- AUFGABEN -
**1)** Was kann laut dem Text zur Elementarpädagogik in der pädagogischen Arbeit als Ressource genutzt werden?
**2)** Bearbeite den Text zur Elementarpädagogik von „Mehr Wertschätzung und“ bis „Ressource genutzt werden.“ und ersetze dabei „Förderprogramme“ durch „Unterstützungsprogramme“.
**3)** Fasse den Text zur Elementarpädagogik in zwei Sätzen zusammen.

+++ TEXTGRUNDLAGE +++

Mehr Wertschätzung und Anerkennung für elementarpädagogische Berufe als gleichwertige pädagogische Professionen: Zur Erhöhung der Diversität im Berufsfeld sind zudem umfassende Maßnahmen in Bezug auf Geschlecht, Kultur und Sprache, sowie (Zusatz-) Qualifikation notwendig. Erhöhung des Männeranteils: Dies erfordert klare Zielvorgaben, Förderprogramme für „Männer in die Elementarpädagogik“, den Ausbau der tertiären bzw. post-sekundären Angebote, Schwerpunktsetzungen bei den Ausbildungsinhalten und eine Verbesserung der Außendarstellung. Diversität als Ressource nützen: Durch den Einsatz von mehrsprachigem, interkulturell bzw. gendersensibel geschultem Personal sowie von PädagogInnen mit Migrationshintergrund kann die Diversität eines Teams in der pädagogischen Arbeit als Ressource genutzt werden.

+++ AUFGELISTETE EINTRÄGE +++

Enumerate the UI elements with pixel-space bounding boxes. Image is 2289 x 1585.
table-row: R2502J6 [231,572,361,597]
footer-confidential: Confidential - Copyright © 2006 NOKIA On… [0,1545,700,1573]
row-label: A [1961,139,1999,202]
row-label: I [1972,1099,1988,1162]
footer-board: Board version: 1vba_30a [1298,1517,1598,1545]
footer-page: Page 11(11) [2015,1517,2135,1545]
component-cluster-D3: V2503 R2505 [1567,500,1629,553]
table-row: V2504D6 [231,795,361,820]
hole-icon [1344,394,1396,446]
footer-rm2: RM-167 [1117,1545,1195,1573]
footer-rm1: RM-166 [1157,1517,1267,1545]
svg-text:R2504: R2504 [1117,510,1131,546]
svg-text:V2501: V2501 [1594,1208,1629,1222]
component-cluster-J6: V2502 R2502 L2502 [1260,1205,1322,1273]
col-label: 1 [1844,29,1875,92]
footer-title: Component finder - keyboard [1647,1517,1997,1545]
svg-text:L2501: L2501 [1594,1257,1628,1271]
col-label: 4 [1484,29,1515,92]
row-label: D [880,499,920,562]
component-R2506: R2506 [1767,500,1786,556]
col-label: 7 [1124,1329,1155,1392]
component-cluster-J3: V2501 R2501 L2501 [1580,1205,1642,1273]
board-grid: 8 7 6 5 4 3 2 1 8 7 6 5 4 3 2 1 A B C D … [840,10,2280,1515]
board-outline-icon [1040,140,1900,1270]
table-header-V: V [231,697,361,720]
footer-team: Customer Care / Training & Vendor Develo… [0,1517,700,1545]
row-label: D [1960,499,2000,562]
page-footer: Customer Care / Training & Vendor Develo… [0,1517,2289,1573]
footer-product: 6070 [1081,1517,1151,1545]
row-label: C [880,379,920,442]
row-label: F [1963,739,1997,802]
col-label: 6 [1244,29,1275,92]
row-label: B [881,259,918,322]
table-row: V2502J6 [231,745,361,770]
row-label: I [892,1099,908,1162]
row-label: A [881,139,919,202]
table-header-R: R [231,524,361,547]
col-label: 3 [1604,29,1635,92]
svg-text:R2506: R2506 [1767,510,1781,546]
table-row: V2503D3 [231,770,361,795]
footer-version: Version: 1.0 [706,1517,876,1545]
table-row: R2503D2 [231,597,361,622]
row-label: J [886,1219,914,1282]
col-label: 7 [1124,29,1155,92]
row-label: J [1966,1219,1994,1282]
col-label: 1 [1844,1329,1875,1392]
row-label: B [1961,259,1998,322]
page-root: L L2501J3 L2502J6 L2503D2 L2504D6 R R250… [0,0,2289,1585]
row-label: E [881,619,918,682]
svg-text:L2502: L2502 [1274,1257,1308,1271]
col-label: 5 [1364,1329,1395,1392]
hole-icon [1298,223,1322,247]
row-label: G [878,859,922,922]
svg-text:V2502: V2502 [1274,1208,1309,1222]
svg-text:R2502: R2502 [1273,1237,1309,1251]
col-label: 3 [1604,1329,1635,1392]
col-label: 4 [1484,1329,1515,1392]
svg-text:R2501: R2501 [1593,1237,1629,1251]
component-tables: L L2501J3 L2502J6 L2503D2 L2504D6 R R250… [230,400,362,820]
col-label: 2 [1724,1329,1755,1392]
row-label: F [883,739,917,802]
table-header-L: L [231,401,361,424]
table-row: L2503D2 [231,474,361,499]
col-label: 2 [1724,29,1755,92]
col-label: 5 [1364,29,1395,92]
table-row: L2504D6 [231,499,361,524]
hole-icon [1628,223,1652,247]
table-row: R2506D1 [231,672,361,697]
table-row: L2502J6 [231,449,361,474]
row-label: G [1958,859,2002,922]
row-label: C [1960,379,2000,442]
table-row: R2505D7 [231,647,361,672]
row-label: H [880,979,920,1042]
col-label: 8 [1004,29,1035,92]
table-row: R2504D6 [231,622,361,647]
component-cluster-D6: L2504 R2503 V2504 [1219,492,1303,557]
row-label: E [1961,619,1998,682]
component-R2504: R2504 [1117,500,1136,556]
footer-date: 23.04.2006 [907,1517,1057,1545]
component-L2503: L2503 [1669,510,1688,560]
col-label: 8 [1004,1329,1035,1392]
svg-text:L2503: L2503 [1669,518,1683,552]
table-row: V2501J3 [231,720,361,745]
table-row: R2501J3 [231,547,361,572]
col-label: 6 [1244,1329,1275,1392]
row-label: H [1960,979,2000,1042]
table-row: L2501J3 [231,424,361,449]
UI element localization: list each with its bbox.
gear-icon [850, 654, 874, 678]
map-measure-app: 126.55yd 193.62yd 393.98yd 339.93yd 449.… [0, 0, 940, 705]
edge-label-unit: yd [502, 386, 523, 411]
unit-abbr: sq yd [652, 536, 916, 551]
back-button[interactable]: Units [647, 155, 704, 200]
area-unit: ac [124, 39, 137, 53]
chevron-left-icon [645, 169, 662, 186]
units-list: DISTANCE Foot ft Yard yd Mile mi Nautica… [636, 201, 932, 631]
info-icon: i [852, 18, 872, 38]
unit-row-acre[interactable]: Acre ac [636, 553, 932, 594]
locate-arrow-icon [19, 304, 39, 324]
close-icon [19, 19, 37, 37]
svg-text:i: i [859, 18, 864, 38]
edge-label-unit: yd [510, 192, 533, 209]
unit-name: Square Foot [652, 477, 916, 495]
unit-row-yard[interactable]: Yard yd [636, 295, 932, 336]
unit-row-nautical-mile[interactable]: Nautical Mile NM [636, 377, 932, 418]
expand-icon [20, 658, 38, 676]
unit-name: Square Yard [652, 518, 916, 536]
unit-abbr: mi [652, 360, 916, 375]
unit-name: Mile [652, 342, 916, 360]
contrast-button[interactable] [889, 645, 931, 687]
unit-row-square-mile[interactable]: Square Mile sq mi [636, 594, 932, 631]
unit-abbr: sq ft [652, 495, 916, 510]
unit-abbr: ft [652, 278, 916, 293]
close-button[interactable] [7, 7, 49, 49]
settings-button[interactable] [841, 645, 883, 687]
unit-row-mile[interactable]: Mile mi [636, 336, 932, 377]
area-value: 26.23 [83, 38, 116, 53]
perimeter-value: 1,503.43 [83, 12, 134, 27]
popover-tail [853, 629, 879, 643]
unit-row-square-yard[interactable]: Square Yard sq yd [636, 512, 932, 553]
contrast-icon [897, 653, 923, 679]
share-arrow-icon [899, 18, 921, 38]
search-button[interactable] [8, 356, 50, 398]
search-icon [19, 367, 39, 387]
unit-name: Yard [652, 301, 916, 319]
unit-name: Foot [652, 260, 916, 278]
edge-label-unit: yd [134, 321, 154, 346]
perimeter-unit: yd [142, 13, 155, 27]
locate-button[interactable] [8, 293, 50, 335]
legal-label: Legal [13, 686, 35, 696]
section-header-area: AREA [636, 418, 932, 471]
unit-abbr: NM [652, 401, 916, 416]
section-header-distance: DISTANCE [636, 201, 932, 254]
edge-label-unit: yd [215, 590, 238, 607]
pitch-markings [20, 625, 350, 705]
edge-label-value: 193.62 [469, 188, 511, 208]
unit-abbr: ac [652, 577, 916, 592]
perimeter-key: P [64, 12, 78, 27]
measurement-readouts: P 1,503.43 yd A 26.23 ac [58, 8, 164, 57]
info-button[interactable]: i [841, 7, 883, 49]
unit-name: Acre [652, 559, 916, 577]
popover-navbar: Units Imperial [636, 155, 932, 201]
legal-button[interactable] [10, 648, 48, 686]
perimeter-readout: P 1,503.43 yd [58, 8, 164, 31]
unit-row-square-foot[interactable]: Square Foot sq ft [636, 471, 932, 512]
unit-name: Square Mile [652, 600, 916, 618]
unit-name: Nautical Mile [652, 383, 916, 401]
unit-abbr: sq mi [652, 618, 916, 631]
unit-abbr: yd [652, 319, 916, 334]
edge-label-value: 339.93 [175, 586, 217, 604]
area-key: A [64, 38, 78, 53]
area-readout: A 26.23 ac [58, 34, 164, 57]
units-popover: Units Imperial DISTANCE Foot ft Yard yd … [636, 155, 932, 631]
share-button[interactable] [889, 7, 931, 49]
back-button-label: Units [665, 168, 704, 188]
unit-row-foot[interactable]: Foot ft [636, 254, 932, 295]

+++

- LÖSUNGEN -
**1)** Die Diversität eines Teams.

**2)**
Mehr Wertschätzung und Anerkennung für elementarpädagogische Berufe als gleichwertige pädagogische Professionen: Zur Erhöhung der Diversität im Berufsfeld sind zudem umfassende Maßnahmen in Bezug auf Geschlecht, Kultur und Sprache, sowie (Zusatz-) Qualifikation notwendig. Erhöhung des Männeranteils: Dies erfordert klare Zielvorgaben, Unterstützungsprogramme für „Männer in die Elementarpädagogik“, den Ausbau der tertiären bzw. post-sekundären Angebote, Schwerpunktsetzungen bei den Ausbildungsinhalten und eine Verbesserung der Außendarstellung. Diversität als Ressource nützen: Durch den Einsatz von mehrsprachigem, interkulturell bzw. gendersensibel geschultem Personal sowie von PädagogInnen mit Migrationshintergrund kann die Diversität eines Teams in der pädagogischen Arbeit als Ressource genutzt werden.

**3)** Elementarpädagogische Berufe sollen als gleichwertige pädagogische Professionen mehr Wertschätzung erfahren. Um die Diversität zu erhöhen, sind umfassende Maßnahmen nötig, etwa Zielvorgaben und Förderprogramme für einen höheren Männeranteil sowie der Einsatz mehrsprachigen, interkulturell oder gendersensibel geschulten Personals und von PädagogInnen mit Migrationshintergrund.